§ Supplied data
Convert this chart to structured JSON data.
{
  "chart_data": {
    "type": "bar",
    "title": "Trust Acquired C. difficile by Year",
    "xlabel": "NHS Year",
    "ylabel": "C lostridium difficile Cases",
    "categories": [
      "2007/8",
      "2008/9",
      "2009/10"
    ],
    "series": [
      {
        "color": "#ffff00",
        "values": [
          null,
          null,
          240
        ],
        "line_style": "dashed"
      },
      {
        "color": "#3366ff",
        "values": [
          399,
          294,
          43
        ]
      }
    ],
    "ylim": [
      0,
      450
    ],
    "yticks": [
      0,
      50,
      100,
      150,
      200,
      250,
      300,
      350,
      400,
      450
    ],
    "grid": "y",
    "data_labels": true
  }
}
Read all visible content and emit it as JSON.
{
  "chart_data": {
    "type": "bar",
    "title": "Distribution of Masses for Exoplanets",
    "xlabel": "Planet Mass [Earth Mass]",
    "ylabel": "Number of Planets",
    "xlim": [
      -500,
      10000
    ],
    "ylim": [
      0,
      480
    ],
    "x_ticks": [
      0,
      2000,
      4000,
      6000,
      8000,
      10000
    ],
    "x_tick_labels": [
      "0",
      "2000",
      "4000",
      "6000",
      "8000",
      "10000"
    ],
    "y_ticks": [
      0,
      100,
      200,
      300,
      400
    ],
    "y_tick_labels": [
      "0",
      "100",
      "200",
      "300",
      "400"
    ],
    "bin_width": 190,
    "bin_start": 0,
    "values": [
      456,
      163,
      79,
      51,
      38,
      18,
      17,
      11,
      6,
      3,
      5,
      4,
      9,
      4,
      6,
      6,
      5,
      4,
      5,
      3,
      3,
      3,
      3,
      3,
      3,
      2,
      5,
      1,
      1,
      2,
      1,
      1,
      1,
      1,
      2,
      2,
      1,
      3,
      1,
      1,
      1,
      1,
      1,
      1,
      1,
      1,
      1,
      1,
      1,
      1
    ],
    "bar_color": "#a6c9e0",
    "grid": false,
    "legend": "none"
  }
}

§ Brief
Your task is to reproduce the whole listing exactly.

§ Solution for this problem
Convert this chart to structured JSON data.
{
  "chart_data": {
    "type": "bar",
    "title": "Trust Acquired C. difficile by Year",
    "xlabel": "NHS Year",
    "ylabel": "C lostridium difficile Cases",
    "categories": [
      "2007/8",
      "2008/9",
      "2009/10"
    ],
    "series": [
      {
        "color": "#ffff00",
        "values": [
          null,
          null,
          240
        ],
        "line_style": "dashed"
      },
      {
        "color": "#3366ff",
        "values": [
          399,
          294,
          43
        ]
      }
    ],
    "ylim": [
      0,
      450
    ],
    "yticks": [
      0,
      50,
      100,
      150,
      200,
      250,
      300,
      350,
      400,
      450
    ],
    "grid": "y",
    "data_labels": true
  }
}
Read all visible content and emit it as JSON.
{
  "chart_data": {
    "type": "bar",
    "title": "Distribution of Masses for Exoplanets",
    "xlabel": "Planet Mass [Earth Mass]",
    "ylabel": "Number of Planets",
    "xlim": [
      -500,
      10000
    ],
    "ylim": [
      0,
      480
    ],
    "x_ticks": [
      0,
      2000,
      4000,
      6000,
      8000,
      10000
    ],
    "x_tick_labels": [
      "0",
      "2000",
      "4000",
      "6000",
      "8000",
      "10000"
    ],
    "y_ticks": [
      0,
      100,
      200,
      300,
      400
    ],
    "y_tick_labels": [
      "0",
      "100",
      "200",
      "300",
      "400"
    ],
    "bin_width": 190,
    "bin_start": 0,
    "values": [
      456,
      163,
      79,
      51,
      38,
      18,
      17,
      11,
      6,
      3,
      5,
      4,
      9,
      4,
      6,
      6,
      5,
      4,
      5,
      3,
      3,
      3,
      3,
      3,
      3,
      2,
      5,
      1,
      1,
      2,
      1,
      1,
      1,
      1,
      2,
      2,
      1,
      3,
      1,
      1,
      1,
      1,
      1,
      1,
      1,
      1,
      1,
      1,
      1,
      1
    ],
    "bar_color": "#a6c9e0",
    "grid": false,
    "legend": "none"
  }
}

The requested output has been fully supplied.